Stored records:
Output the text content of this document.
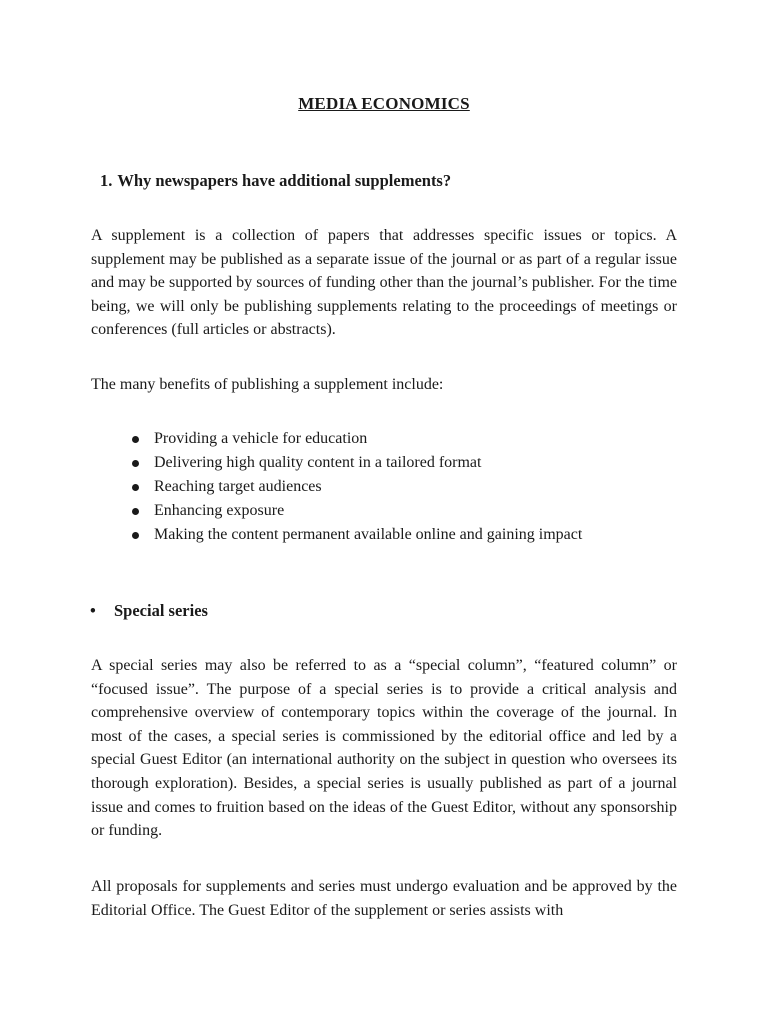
MEDIA ECONOMICS
1. Why newspapers have additional supplements?
A supplement is a collection of papers that addresses specific issues or topics. A supplement may be published as a separate issue of the journal or as part of a regular issue and may be supported by sources of funding other than the journal’s publisher. For the time being, we will only be publishing supplements relating to the proceedings of meetings or conferences (full articles or abstracts).
The many benefits of publishing a supplement include:
Providing a vehicle for education
Delivering high quality content in a tailored format
Reaching target audiences
Enhancing exposure
Making the content permanent available online and gaining impact
• Special series
A special series may also be referred to as a “special column”, “featured column” or “focused issue”. The purpose of a special series is to provide a critical analysis and comprehensive overview of contemporary topics within the coverage of the journal. In most of the cases, a special series is commissioned by the editorial office and led by a special Guest Editor (an international authority on the subject in question who oversees its thorough exploration). Besides, a special series is usually published as part of a journal issue and comes to fruition based on the ideas of the Guest Editor, without any sponsorship or funding.
All proposals for supplements and series must undergo evaluation and be approved by the Editorial Office. The Guest Editor of the supplement or series assists with
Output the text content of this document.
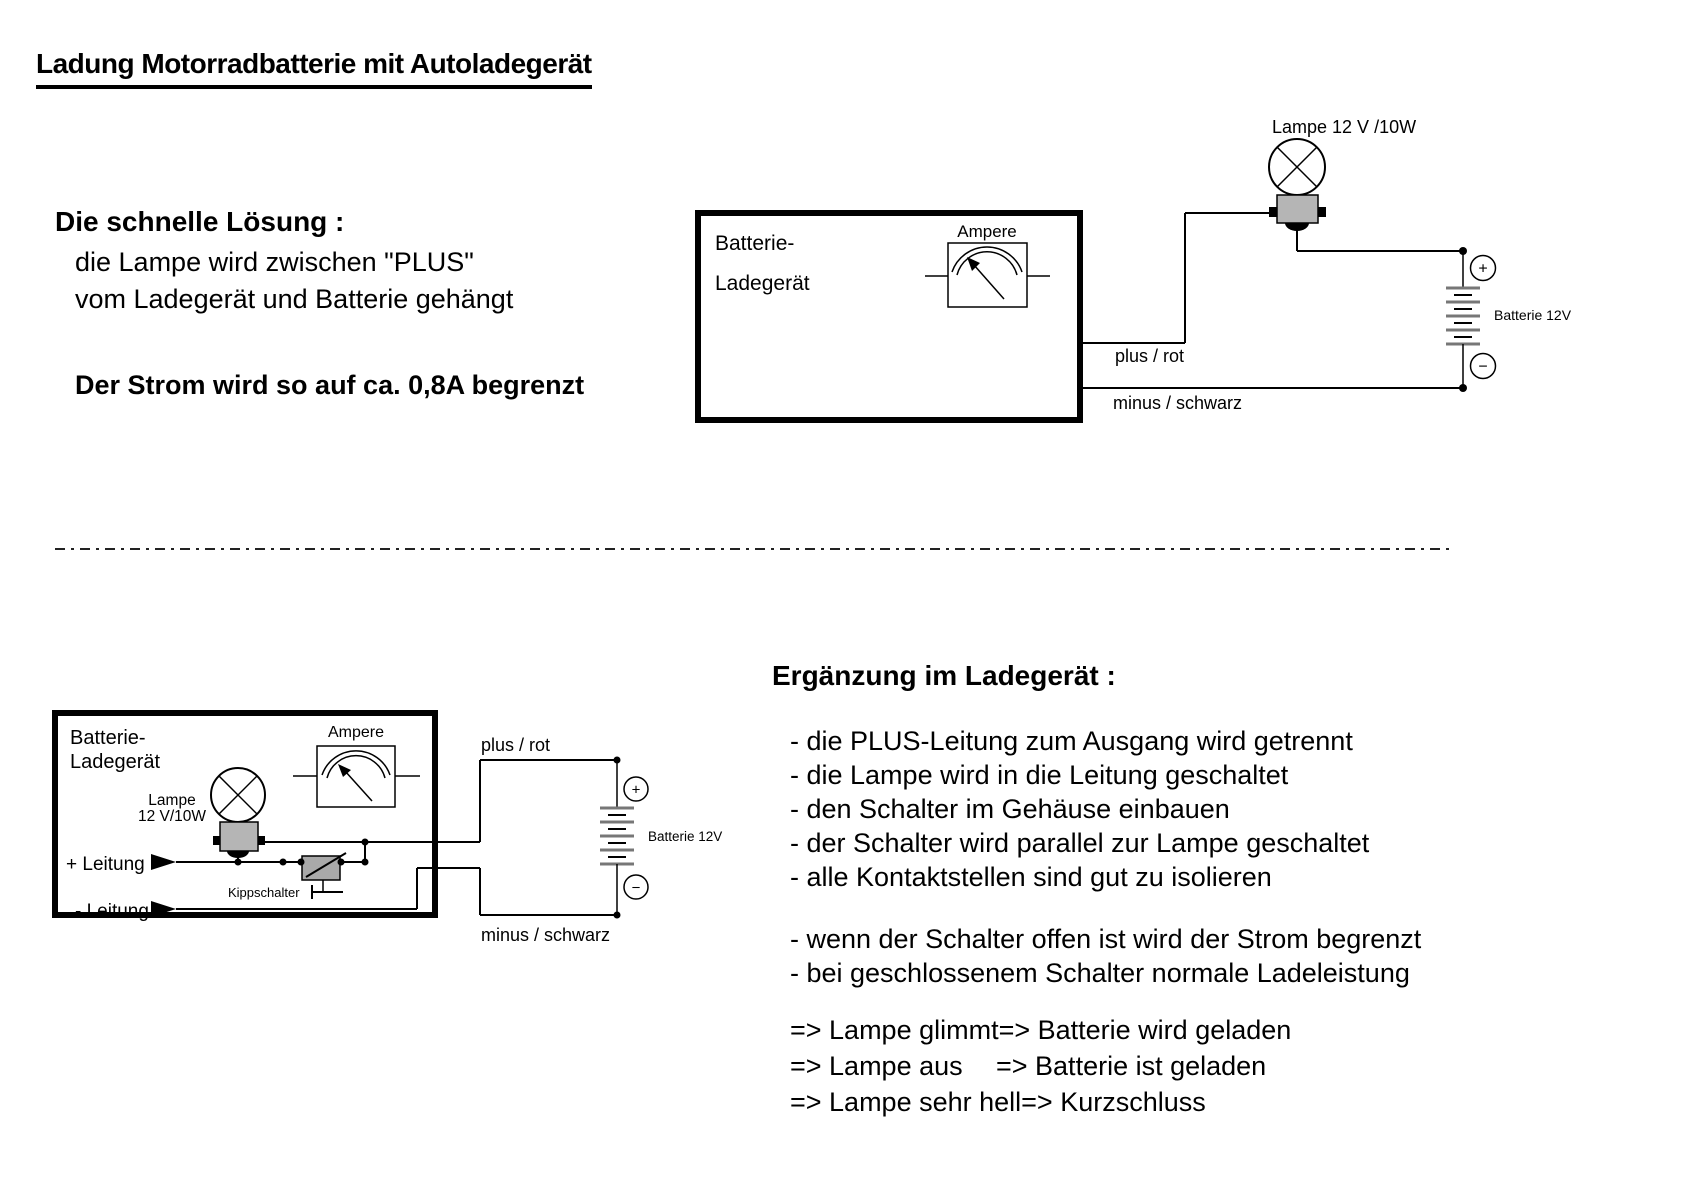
Ladung Motorradbatterie mit Autoladegerät
Die schnelle Lösung :
die Lampe wird zwischen "PLUS"
vom Ladegerät und Batterie gehängt
Der Strom wird so auf ca. 0,8A begrenzt
Batterie-
Ladegerät
Ampere
Lampe 12 V /10W
plus / rot
minus / schwarz
+
−
Batterie 12V
Batterie-
Ladegerät
Ampere
Lampe
12 V/10W
Kippschalter
+ Leitung
- Leitung
plus / rot
minus / schwarz
+
−
Batterie 12V
Ergänzung im Ladegerät :
- die PLUS-Leitung zum Ausgang wird getrennt
- die Lampe wird in die Leitung geschaltet
- den Schalter im Gehäuse einbauen
- der Schalter wird parallel zur Lampe geschaltet
- alle Kontaktstellen sind gut zu isolieren
- wenn der Schalter offen ist wird der Strom begrenzt
- bei geschlossenem Schalter normale Ladeleistung
=> Lampe glimmt=> Batterie wird geladen
=> Lampe aus => Batterie ist geladen
=> Lampe sehr hell=> Kurzschluss
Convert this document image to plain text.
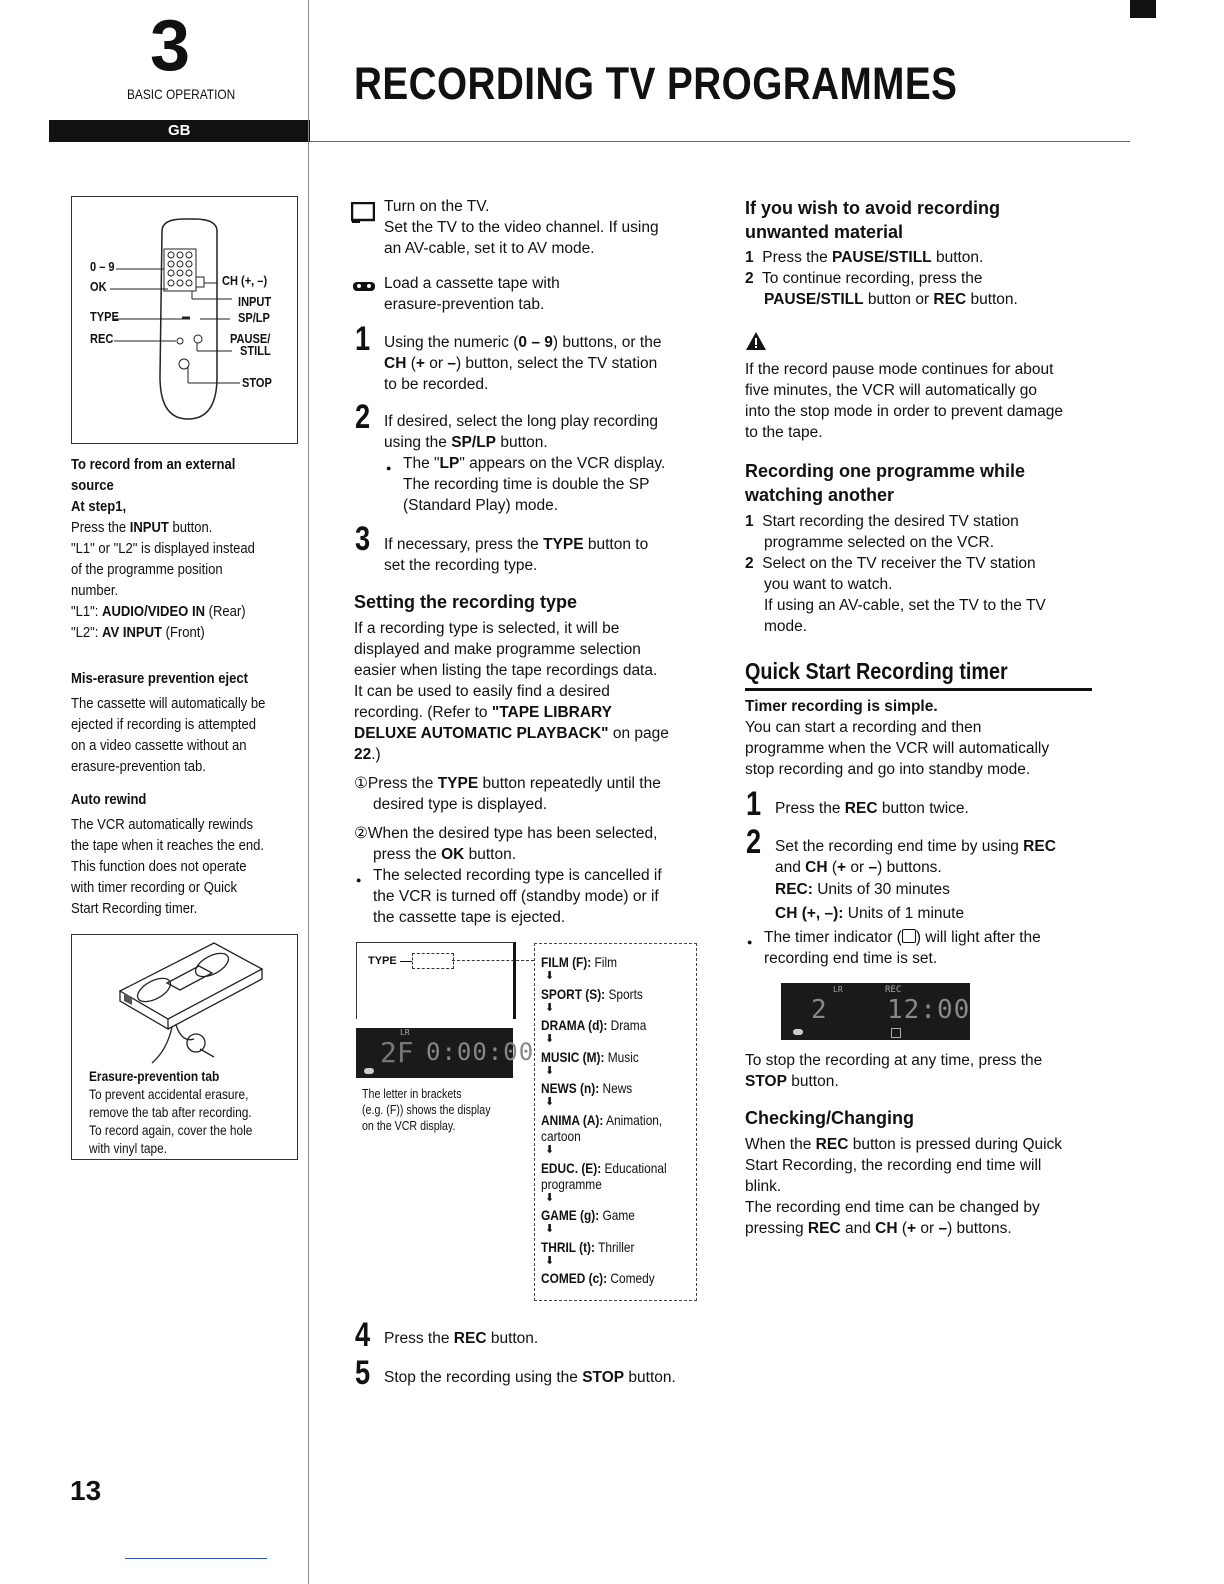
3
BASIC OPERATION	RECORDING TV PROGRAMMES
GB
0 – 9
OK
TYPE
REC
CH (+, –)
INPUT
SP/LP
PAUSE/
STILL
STOP
To record from an external
source
At step1,
Press the INPUT button.
"L1" or "L2" is displayed instead
of the programme position
number.
"L1": AUDIO/VIDEO IN (Rear)
"L2": AV INPUT (Front)
Mis-erasure prevention eject
The cassette will automatically be
ejected if recording is attempted
on a video cassette without an
erasure-prevention tab.
Auto rewind
The VCR automatically rewinds
the tape when it reaches the end.
This function does not operate
with timer recording or Quick
Start Recording timer.
Erasure-prevention tab
To prevent accidental erasure,
remove the tab after recording.
To record again, cover the hole
with vinyl tape.
13
Turn on the TV.
Set the TV to the video channel. If using
an AV-cable, set it to AV mode.
Load a cassette tape with
erasure-prevention tab.
1 Using the numeric (0 – 9) buttons, or the
CH (+ or –) button, select the TV station
to be recorded.
2 If desired, select the long play recording
using the SP/LP button.
● The "LP" appears on the VCR display.
The recording time is double the SP
(Standard Play) mode.
3 If necessary, press the TYPE button to
set the recording type.
Setting the recording type
If a recording type is selected, it will be
displayed and make programme selection
easier when listing the tape recordings data.
It can be used to easily find a desired
recording. (Refer to "TAPE LIBRARY
DELUXE AUTOMATIC PLAYBACK" on page
22.)
①Press the TYPE button repeatedly until the
desired type is displayed.
②When the desired type has been selected,
press the OK button.
● The selected recording type is cancelled if
the VCR is turned off (standby mode) or if
the cassette tape is ejected.
TYPE
LR
2F 0:00:00
The letter in brackets
(e.g. (F)) shows the display
on the VCR display.
FILM (F): Film
⬇
SPORT (S): Sports
⬇
DRAMA (d): Drama
⬇
MUSIC (M): Music
⬇
NEWS (n): News
⬇
ANIMA (A): Animation,
cartoon
⬇
EDUC. (E): Educational
programme
⬇
GAME (g): Game
⬇
THRIL (t): Thriller
⬇
COMED (c): Comedy
4 Press the REC button.
5 Stop the recording using the STOP button.
If you wish to avoid recording
unwanted material
1 Press the PAUSE/STILL button.
2 To continue recording, press the
PAUSE/STILL button or REC button.
If the record pause mode continues for about
five minutes, the VCR will automatically go
into the stop mode in order to prevent damage
to the tape.
Recording one programme while
watching another
1 Start recording the desired TV station
programme selected on the VCR.
2 Select on the TV receiver the TV station
you want to watch.
If using an AV-cable, set the TV to the TV
mode.
Quick Start Recording timer
Timer recording is simple.
You can start a recording and then
programme when the VCR will automatically
stop recording and go into standby mode.
1 Press the REC button twice.
2 Set the recording end time by using REC
and CH (+ or –) buttons.
REC: Units of 30 minutes
CH (+, –): Units of 1 minute
● The timer indicator ( ) will light after the
recording end time is set.
LR	REC
2 12:00
To stop the recording at any time, press the
STOP button.
Checking/Changing
When the REC button is pressed during Quick
Start Recording, the recording end time will
blink.
The recording end time can be changed by
pressing REC and CH (+ or –) buttons.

## Directions for this task
Copy every line above that includes the string "content".

## The answer
Output the text content of this document.
Delivering high quality content in a tailored format
Making the content permanent available online and gaining impact
Output the text content of this document.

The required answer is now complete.